● **TASK TO COMPLETE**
Check each line below for the word "page", and copy those that have it.

'''

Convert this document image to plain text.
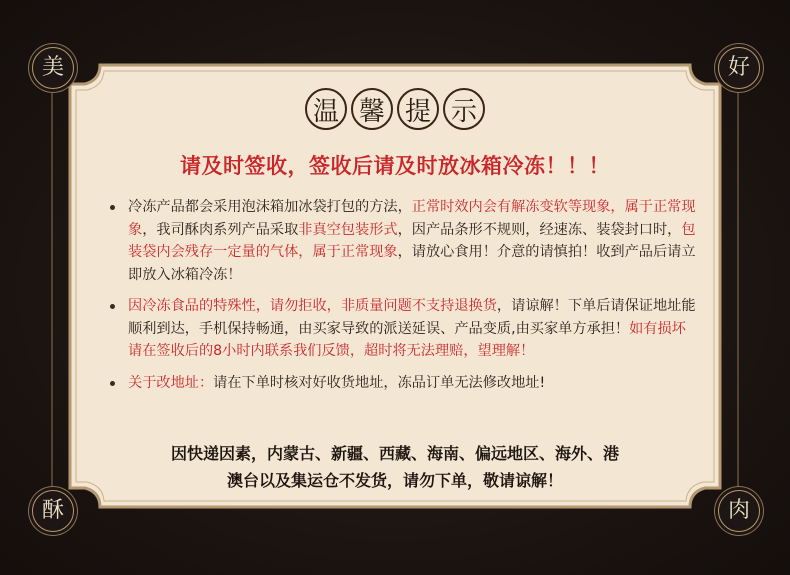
美	好
酥	肉
温 馨 提 示
请及时签收，签收后请及时放冰箱冷冻！！！
冷冻产品都会采用泡沫箱加冰袋打包的方法，正常时效内会有解冻变软等现象，属于正常现象，我司酥肉系列产品采取非真空包装形式，因产品条形不规则，经速冻、装袋封口时，包装袋内会残存一定量的气体，属于正常现象，请放心食用！介意的请慎拍！收到产品后请立即放入冰箱冷冻！
因冷冻食品的特殊性，请勿拒收，非质量问题不支持退换货，请谅解！下单后请保证地址能顺利到达，手机保持畅通，由买家导致的派送延误、产品变质,由买家单方承担！如有损坏请在签收后的8小时内联系我们反馈，超时将无法理赔，望理解！
关于改地址：请在下单时核对好收货地址，冻品订单无法修改地址!
因快递因素，内蒙古、新疆、西藏、海南、偏远地区、海外、港
澳台以及集运仓不发货，请勿下单，敬请谅解！
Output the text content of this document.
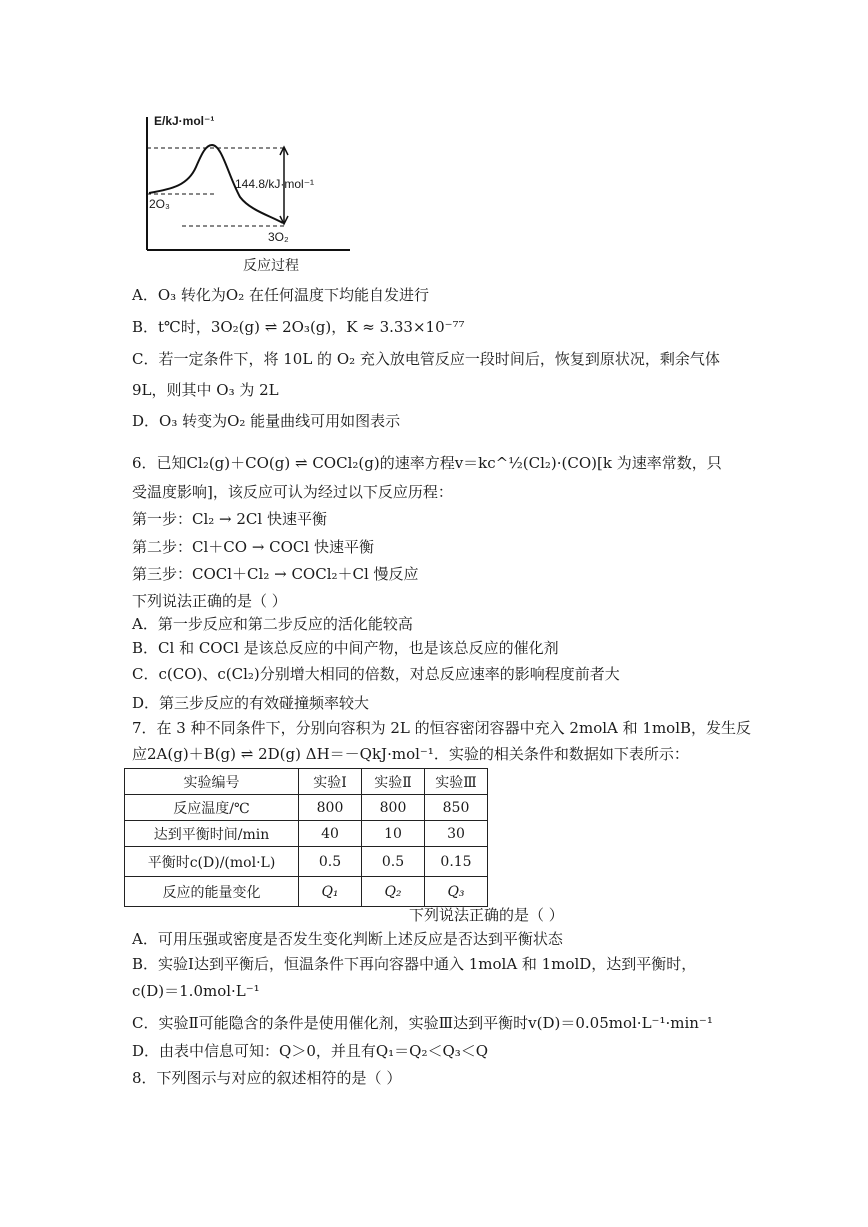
E/kJ·mol⁻¹
144.8/kJ·mol⁻¹
2O₃
3O₂
反应过程
A．O₃ 转化为O₂ 在任何温度下均能自发进行
B．t℃时，3O₂(g) ⇌ 2O₃(g)，K ≈ 3.33×10⁻⁷⁷
C．若一定条件下，将 10L 的 O₂ 充入放电管反应一段时间后，恢复到原状况，剩余气体
9L，则其中 O₃ 为 2L
D．O₃ 转变为O₂ 能量曲线可用如图表示
6．已知Cl₂(g)＋CO(g) ⇌ COCl₂(g)的速率方程v＝kc^½(Cl₂)·(CO)[k 为速率常数，只
受温度影响]，该反应可认为经过以下反应历程：
第一步：Cl₂ → 2Cl 快速平衡
第二步：Cl＋CO → COCl 快速平衡
第三步：COCl＋Cl₂ → COCl₂＋Cl 慢反应
下列说法正确的是（ ）
A．第一步反应和第二步反应的活化能较高
B．Cl 和 COCl 是该总反应的中间产物，也是该总反应的催化剂
C．c(CO)、c(Cl₂)分别增大相同的倍数，对总反应速率的影响程度前者大
D．第三步反应的有效碰撞频率较大
7．在 3 种不同条件下，分别向容积为 2L 的恒容密闭容器中充入 2molA 和 1molB，发生反
应2A(g)＋B(g) ⇌ 2D(g) ΔH＝－QkJ·mol⁻¹．实验的相关条件和数据如下表所示：
实验编号	实验Ⅰ	实验Ⅱ	实验Ⅲ
反应温度/℃	800	800	850
达到平衡时间/min	40	10	30
平衡时c(D)/(mol·L)	0.5	0.5	0.15
反应的能量变化	Q₁	Q₂	Q₃
下列说法正确的是（ ）
A．可用压强或密度是否发生变化判断上述反应是否达到平衡状态
B．实验Ⅰ达到平衡后，恒温条件下再向容器中通入 1molA 和 1molD，达到平衡时，
c(D)＝1.0mol·L⁻¹
C．实验Ⅱ可能隐含的条件是使用催化剂，实验Ⅲ达到平衡时v(D)＝0.05mol·L⁻¹·min⁻¹
D．由表中信息可知：Q＞0，并且有Q₁＝Q₂＜Q₃＜Q
8．下列图示与对应的叙述相符的是（ ）
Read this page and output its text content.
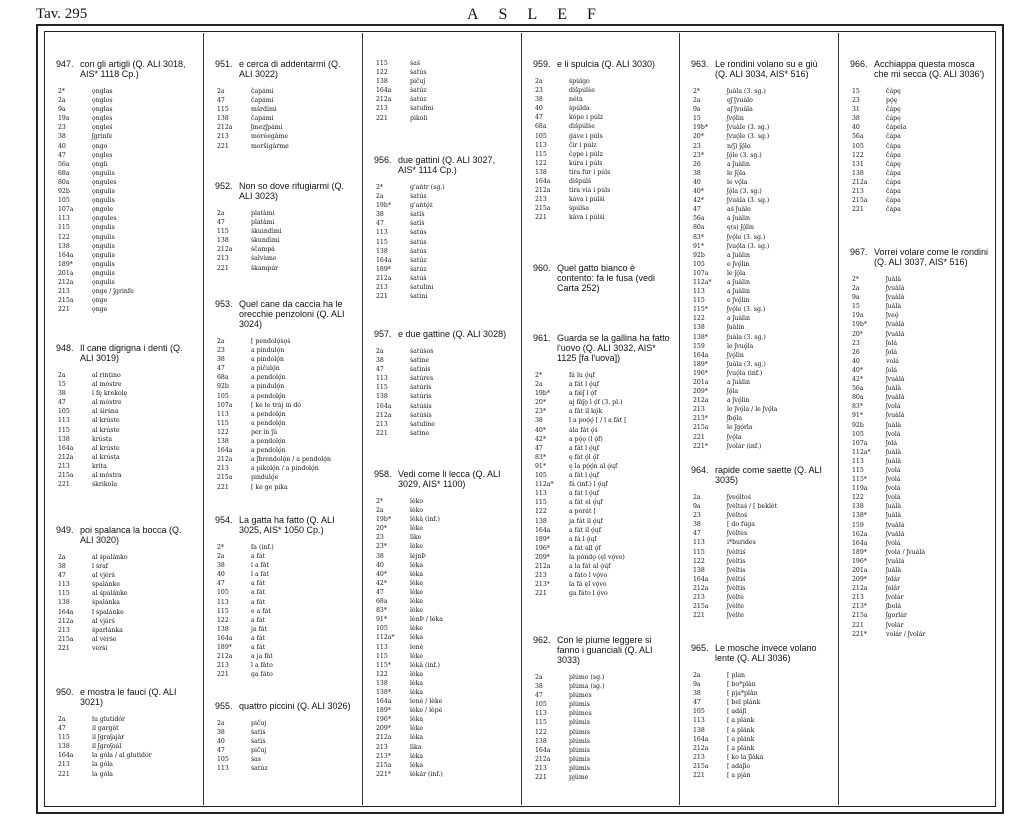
Tav. 295	ASLEF
947. con gli artigli (Q. ALI 3018, AIS* 1118 Cp.)
2*	ǫnglas
2a	ǫngloṣ
9a	ǫnglaṣ
19a	ǫngleṣ
23	ǫngleś
38	ʃgrinfe
40	ǫngo
47	ǫngleṣ
56a	ǫngli
68a	ǫngulis
80a	ǫngules
92b	ǫngulis
105	ǫngulis
107a	ǫngole
113	ǫngules
115	ǫngulis
122	ǫngulis
138	ǫngulis
164a	ǫngulis
189*	ǫngulis
201a	ǫngulis
212a	ǫngulis
213	ǫnge / ʃgrinfe
215a	ǫnge
221	ǫnge
948. Il cane digrigna i denti (Q. ALI 3019)
2a	al rinṭino
15	al móstre
38	l fę krekolę
47	al móstre
105	al ṡirṡna
113	al krúste
115	al krúste
138	krústa
164a	al krúste
212a	al krúsṭa
213	krita
215a	al móstra
221	ṡkrikola
949. poi spalanca la bocca (Q. ALI 3020)
2a	al ṡpalánko
38	l ṡraf
47	al vjérṡ
113	ṡpalánke
115	al ṡpalánke
138	ṡpalánka
164a	l ṡpalánke
212a	al vjárṡ
213	ṡparlánka
215a	al vèrṡe
221	vèrṡi
950. e mostra le fauci (Q. ALI 3021)
2a	lu glutidór
47	il gargàt
115	il ʃgraʃajàr
138	il ʃgroʃoál
164a	la góla / al glutidór
213	la góla
221	la góla
951. e cerca di addentarmi (Q. ALI 3022)
2a	čapámi
47	čapámi
115	mṡrdimi
138	čapámi
212a	ʃmeȥʃpámi
213	moréegàme
221	moršigàrme
952. Non so dove rifugiarmi (Q. ALI 3023)
2a	platàmi
47	platàmi
115	ṡkuindìmi
138	ṡkundìmi
212a	ṡčampá
213	ṡalvàme
221	ṡkampár
953. Quel cane da caccia ha le orecchie penzoloni (Q. ALI 3024)
2a	[ pendolǫ́ṡǫṡ
23	a pindulǫ́n
38	a pindolǫ́n
47	a pičulǫ́n
68a	a pendolǫ́n
92b	a pindulǫ́n
105	a pendolǫ́n
107a	[ ke le tráj in dó
113	a pendolǫ́n
115	a pendolǫ́n
122	per in ʃú
138	a pendolǫ́n
164a	a pendolǫ́n
212a	a ʃbrendolǫ́n / a pendolǫ́n
213	a pikolǫ́n / a pindolǫ́n
215a	pindulǫ́e
221	[ ke ge pika
954. La gatta ha fatto (Q. ALI 3025, AIS* 1050 Cp.)
2*	fa (inf.)
2a	a fát
38	l a fàt
40	l a fát
47	a fát
105	a fát
113	a fát
115	e a fát
122	a fát
138	ja fát
164a	a fát
189*	a fát
212a	a ja fàt
213	l a fàto
221	ga fáto
955. quattro piccini (Q. ALI 3026)
2a	pičuj
38	ṡatìṡ
40	ṡatìṡ
47	pičuj
105	ṡas
113	ṡatúz
115	ṡaś
122	ṡatús
138	pičuj
164a	ṡatúz
212a	ṡatúz
213	ṡatulìni
221	pikoli
956. due gattini (Q. ALI 3027, AIS* 1114 Cp.)
2*	g'aṅtr (sg.)
2a	ṡatús
19b*	g'aṅtǫ́z
38	ṡatìṡ
47	ṡatìṡ
113	ṡatús
115	ṡatús
138	ṡatús
164a	ṡatúz
189*	ṡatúz
212a	ṡatúṡ
213	ṡatulìni
221	ṡatìni
957. e due gattine (Q. ALI 3028)
2a	ṡatúṡoṡ
38	ṡatìne
47	ṡatìnis
113	ṡatúres
115	ṡatúris
138	ṡatúris
164a	ṡatúṡis
212a	ṡatúṡis
213	ṡatuline
221	ṡatìne
958. Vedi come li lecca (Q. ALI 3029, AIS* 1100)
2*	lèko
2a	lèko
19b*	lèkà (inf.)
20*	lèke
23	lìke
23*	lèke
38	lèjnÞ
40	lèka
40*	lèka
42*	lèke
47	lèke
68a	lèke
83*	lèke
91*	lènÞ / lèka
105	lèke
112a*	lèka
113	lenè
115	lèke
115*	lèkà (inf.)
122	lèka
138	lèka
138*	lèka
164a	lenè / lèke
189*	lèke / lèpè
196*	lèka
209*	lèke
212a	lèka
213	lìka
213*	lèka
215a	lèka
221*	lèkár (inf.)
959. e li spulcia (Q. ALI 3030)
2a	ṡpùlgo
23	dišpúlṡe
38	néta
40	ṡpúlda
47	kópe i púlz
68a	dišpúlṡe
105	ǵáve i púls
113	čir i púlz
115	čǫpe i púlz
122	kúra i púls
138	tíra fur i púls
164a	dišpúlṡ
212a	tíra via i púls
213	káva i púlṡi
215a	ṡpúlṡa
221	káva i púlṡi
960. Quel gatto bianco è contento: fa le fusa (vedi Carta 252)
961. Guarda se la gallina ha fatto l'uovo (Q. ALI 3032, AIS* 1125 [fa l'uova])
2*	fá lu ǫ́ųf
2a	a fát l ǫ́ųf
19b*	a fǽʃ l ǫ́f
20*	aj fàʃǫ l ǫ́f (3. pl.)
23*	a fàt il kǫ́k
38	l a poǫ́ǫ́ [ / l a fát [
40*	ála fát ǫ́ś
42*	a pǫ́ǫ (l ǫ́f)
47	a fát l ǫ́ųf
83*	ę fát ǫ́l ǫ́f
91*	ę la pǫ́ǫ́n al ǫ́ųf
105	a fát l ǫ́ųf
112a*	fá (inf.) l ǫ́ųf
113	a fát l ǫ́ųf
115	a fát el ǫ́ųf
122	a porát [
138	ja fát il ǫ́ųf
164a	a fát il ǫ́ųf
189*	a fá l ǫ́ųf
196*	a fát all ǫ́f
209*	la póndǫ (ęl vǫ́vo)
212a	a la fát al ǫ́ų́f
213	a fáto l vǫ́vo
213*	la fá ęl vǫ́vo
221	ga fáto l ǫ́vo
962. Con le piume leggere si fanno i guanciali (Q. ALI 3033)
2a	plúmo (sg.)
38	plúma (sg.)
47	plúmes
105	plúmis
113	plúmes
115	plúmis
122	plúmis
138	plúmis
164a	plúmis
212a	plúmis
213	plúmis
221	pjúme
963. Le rondini volano su e giù (Q. ALI 3034, AIS* 516)
2*	ʃuàla (3. sg.)
2a	ęʃ ʃvuàlo
9a	aʃ ʃvuàla
15	ʃvǫ́lin
19b*	ʃvuàle (3. sg.)
20*	ʃvuǫ́le (3. sg.)
23	n(ʃ) ʃǫ́lo
23*	ʃǫ́le (3. sg.)
26	a ʃuàlin
38	le ʃǫ́la
40	le vǫ́la
40*	ʃǫ́la (3. sg.)
42*	ʃvuàla (3. sg.)
47	aṡ ʃuàle
56a	a ʃuàlin
80a	ę(s) ʃǫ́lin
83*	ʃvǫ́le (3. sg.)
91*	ʃvuǫ́la (3. sg.)
92b	a ʃuàlin
105	e ʃvǫ́lin
107a	le ʃǫ́la
112a*	a ʃuàlin
113	a ʃuàlin
115	e ʃvǫ́lin
115*	ʃvǫ́le (3. sg.)
122	a ʃuàlin
138	ʃuàlin
138*	ʃuàla (3. sg.)
159	le ʃvuǫ́la
164a	ʃvǫ́lin
189*	ʃuàla (3. sg.)
196*	ʃvuǫ́la (inf.)
201a	a ʃuàlin
209*	ʃǫ́la
212a	a ʃvǫ́lin
213	le ʃvǫ́la / le ʃvǫ́la
213*	ʃbǫ́la
215a	le ʃgǫ́rla
221	ʃvǫ́la
221*	ʃvolár (inf.)
964. rapide come saette (Q. ALI 3035)
2a	ʃveǫ́ltoṡ
9a	ʃvèltaṡ / [ beklèt
23	ʃvèltoś
38	[ do fúga
47	ʃvèltes
113	i*burides
115	ʃvèltiś
122	ʃvèltis
138	ʃvèltis
164a	ʃvèltiś
212a	ʃvèltis
213	ʃvèlte
215a	ʃvèlte
221	ʃvèlte
965. Le mosche invece volano lente (Q. ALI 3036)
2a	[ plan
9a	[ bo*plàn
38	[ pja*plàn
47	[ bel plánk
105	[ adáʃi
113	[ a plánk
138	[ a plánk
164a	[ a plánk
212a	[ a plánk
213	[ ko la ʃlàka
215a	[ adáʃio
221	[ a pján
966. Acchiappa questa mosca che mi secca (Q. ALI 3036')
15	čápę
23	pǫ́ę
31	čápę
38	čápę
40	čápela
56a	čápa
105	čápa
122	čápa
131	čápę
138	čápa
212a	čápa
213	čápa
215a	čápa
221	čápa
967. Vorrei volare come le rondini (Q. ALI 3037, AIS* 516)
2*	ʃuàlà
2a	ʃvuàlà
9a	ʃvuàlà
15	ʃuàlà
19a	ʃveǫ́
19b*	ʃvuàlà
20*	ʃvuàlà
23	ʃolá
26	ʃolá
40	volá
40*	ʃolá
42*	ʃvuàlà
56a	ʃuàlà
80a	ʃvuàlà
83*	ʃvolá
91*	ʃvuàlà
92b	ʃuàlà
105	ʃvolá
107a	ʃolá
112a*	ʃuàlà
113	ʃuàlà
115	ʃvolá
115*	ʃvolá
119a	ʃvolá
122	ʃvolá
138	ʃuàlà
138*	ʃuàlà
159	ʃvuàlá
162a	ʃvuàlà
164a	ʃvolá
189*	ʃvolá / ʃvuàlá
196*	ʃvuàlá
201a	ʃuàlà
209*	ʃolár
212a	ʃolár
213	ʃvolár
213*	ʃbolá
215a	ʃgorlár
221	ʃvolár
221*	volár / ʃvolár
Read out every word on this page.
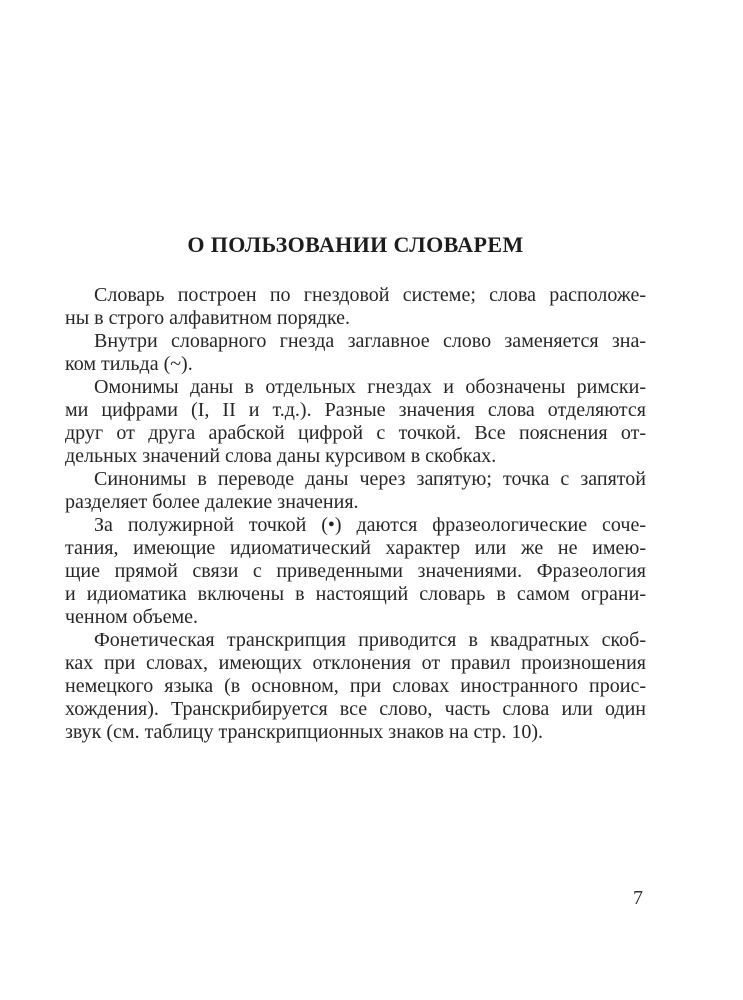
О ПОЛЬЗОВАНИИ СЛОВАРЕМ
Словарь построен по гнездовой системе; слова расположе-
ны в строго алфавитном порядке.
Внутри словарного гнезда заглавное слово заменяется зна-
ком тильда (~).
Омонимы даны в отдельных гнездах и обозначены римски-
ми цифрами (I, II и т.д.). Разные значения слова отделяются
друг от друга арабской цифрой с точкой. Все пояснения от-
дельных значений слова даны курсивом в скобках.
Синонимы в переводе даны через запятую; точка с запятой
разделяет более далекие значения.
За полужирной точкой (•) даются фразеологические соче-
тания, имеющие идиоматический характер или же не имею-
щие прямой связи с приведенными значениями. Фразеология
и идиоматика включены в настоящий словарь в самом ограни-
ченном объеме.
Фонетическая транскрипция приводится в квадратных скоб-
ках при словах, имеющих отклонения от правил произношения
немецкого языка (в основном, при словах иностранного проис-
хождения). Транскрибируется все слово, часть слова или один
звук (см. таблицу транскрипционных знаков на стр. 10).
7
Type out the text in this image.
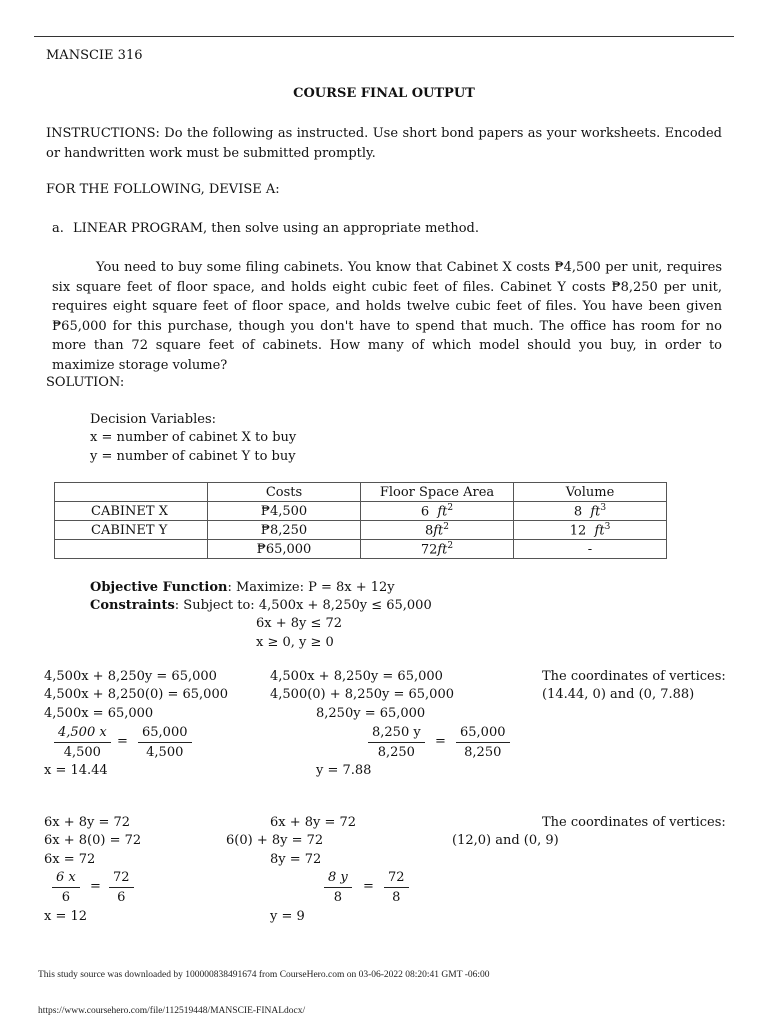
MANSCIE 316
COURSE FINAL OUTPUT
INSTRUCTIONS: Do the following as instructed. Use short bond papers as your worksheets. Encoded or handwritten work must be submitted promptly.
FOR THE FOLLOWING, DEVISE A:
a. LINEAR PROGRAM, then solve using an appropriate method.
You need to buy some filing cabinets. You know that Cabinet X costs ₱4,500 per unit, requires six square feet of floor space, and holds eight cubic feet of files. Cabinet Y costs ₱8,250 per unit, requires eight square feet of floor space, and holds twelve cubic feet of files. You have been given ₱65,000 for this purchase, though you don't have to spend that much. The office has room for no more than 72 square feet of cabinets. How many of which model should you buy, in order to maximize storage volume?
SOLUTION:
Decision Variables:
x = number of cabinet X to buy
y = number of cabinet Y to buy
	Costs	Floor Space Area	Volume
CABINET X	₱4,500	6 $ft^2$	8 $ft^3$
CABINET Y	₱8,250	$8ft^2$	12 $ft^3$
	₱65,000	$72ft^2$	-
Objective Function: Maximize: P = 8x + 12y
Constraints: Subject to: 4,500x + 8,250y ≤ 65,000
6x + 8y ≤ 72
x ≥ 0, y ≥ 0
4,500x + 8,250y = 65,000
4,500x + 8,250(0) = 65,000
4,500x = 65,000
$\frac{4,500 x}{4,500} = \frac{65,000}{4,500}$
x = 14.44
4,500x + 8,250y = 65,000
4,500(0) + 8,250y = 65,000
8,250y = 65,000
$\frac{8,250 y}{8,250} = \frac{65,000}{8,250}$
y = 7.88
The coordinates of vertices:
(14.44, 0) and (0, 7.88)
6x + 8y = 72
6x + 8(0) = 72
6x = 72
$\frac{6 x}{6} = \frac{72}{6}$
x = 12
6x + 8y = 72
6(0) + 8y = 72
8y = 72
$\frac{8 y}{8} = \frac{72}{8}$
y = 9
The coordinates of vertices:
(12,0) and (0, 9)
This study source was downloaded by 100000838491674 from CourseHero.com on 03-06-2022 08:20:41 GMT -06:00
https://www.coursehero.com/file/112519448/MANSCIE-FINALdocx/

'''

● **RESPONSE FOR THIS EXERCISE**
Read this page and output its text content.
Read out every word on this page.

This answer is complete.